begin ENTRIES PROVIDED
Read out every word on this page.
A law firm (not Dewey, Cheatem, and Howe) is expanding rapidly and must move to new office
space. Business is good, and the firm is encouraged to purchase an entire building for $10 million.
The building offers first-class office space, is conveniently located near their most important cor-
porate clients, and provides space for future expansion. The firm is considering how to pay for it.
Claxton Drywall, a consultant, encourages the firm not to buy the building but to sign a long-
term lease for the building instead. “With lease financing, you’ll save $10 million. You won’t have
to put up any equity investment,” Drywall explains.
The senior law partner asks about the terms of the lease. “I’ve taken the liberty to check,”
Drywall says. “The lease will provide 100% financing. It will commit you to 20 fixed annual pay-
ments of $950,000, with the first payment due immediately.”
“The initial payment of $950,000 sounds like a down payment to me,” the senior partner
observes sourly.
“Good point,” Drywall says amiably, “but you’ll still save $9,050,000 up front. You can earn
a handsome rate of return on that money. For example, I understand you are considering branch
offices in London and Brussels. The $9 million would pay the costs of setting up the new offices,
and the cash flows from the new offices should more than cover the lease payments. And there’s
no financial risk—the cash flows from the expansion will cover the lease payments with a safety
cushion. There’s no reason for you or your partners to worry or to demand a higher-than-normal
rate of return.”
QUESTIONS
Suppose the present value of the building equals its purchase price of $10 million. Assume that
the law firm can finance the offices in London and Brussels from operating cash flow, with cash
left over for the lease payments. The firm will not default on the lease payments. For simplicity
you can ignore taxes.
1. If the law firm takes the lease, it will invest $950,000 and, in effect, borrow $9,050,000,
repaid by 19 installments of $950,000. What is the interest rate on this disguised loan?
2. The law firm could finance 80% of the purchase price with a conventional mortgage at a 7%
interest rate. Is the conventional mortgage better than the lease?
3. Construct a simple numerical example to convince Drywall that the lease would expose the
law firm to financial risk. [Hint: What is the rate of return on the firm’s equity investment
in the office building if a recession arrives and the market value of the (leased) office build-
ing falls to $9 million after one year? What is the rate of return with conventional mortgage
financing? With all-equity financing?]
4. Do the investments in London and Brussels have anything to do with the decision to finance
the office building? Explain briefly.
end ENTRIES PROVIDED
GOAL OF THE EXERCISE:
Give the records above again, word for word.

REPLY TO THE EXERCISE:
Read out every word on this page.
A law firm (not Dewey, Cheatem, and Howe) is expanding rapidly and must move to new office
space. Business is good, and the firm is encouraged to purchase an entire building for $10 million.
The building offers first-class office space, is conveniently located near their most important cor-
porate clients, and provides space for future expansion. The firm is considering how to pay for it.
Claxton Drywall, a consultant, encourages the firm not to buy the building but to sign a long-
term lease for the building instead. “With lease financing, you’ll save $10 million. You won’t have
to put up any equity investment,” Drywall explains.
The senior law partner asks about the terms of the lease. “I’ve taken the liberty to check,”
Drywall says. “The lease will provide 100% financing. It will commit you to 20 fixed annual pay-
ments of $950,000, with the first payment due immediately.”
“The initial payment of $950,000 sounds like a down payment to me,” the senior partner
observes sourly.
“Good point,” Drywall says amiably, “but you’ll still save $9,050,000 up front. You can earn
a handsome rate of return on that money. For example, I understand you are considering branch
offices in London and Brussels. The $9 million would pay the costs of setting up the new offices,
and the cash flows from the new offices should more than cover the lease payments. And there’s
no financial risk—the cash flows from the expansion will cover the lease payments with a safety
cushion. There’s no reason for you or your partners to worry or to demand a higher-than-normal
rate of return.”
QUESTIONS
Suppose the present value of the building equals its purchase price of $10 million. Assume that
the law firm can finance the offices in London and Brussels from operating cash flow, with cash
left over for the lease payments. The firm will not default on the lease payments. For simplicity
you can ignore taxes.
1. If the law firm takes the lease, it will invest $950,000 and, in effect, borrow $9,050,000,
repaid by 19 installments of $950,000. What is the interest rate on this disguised loan?
2. The law firm could finance 80% of the purchase price with a conventional mortgage at a 7%
interest rate. Is the conventional mortgage better than the lease?
3. Construct a simple numerical example to convince Drywall that the lease would expose the
law firm to financial risk. [Hint: What is the rate of return on the firm’s equity investment
in the office building if a recession arrives and the market value of the (leased) office build-
ing falls to $9 million after one year? What is the rate of return with conventional mortgage
financing? With all-equity financing?]
4. Do the investments in London and Brussels have anything to do with the decision to finance
the office building? Explain briefly.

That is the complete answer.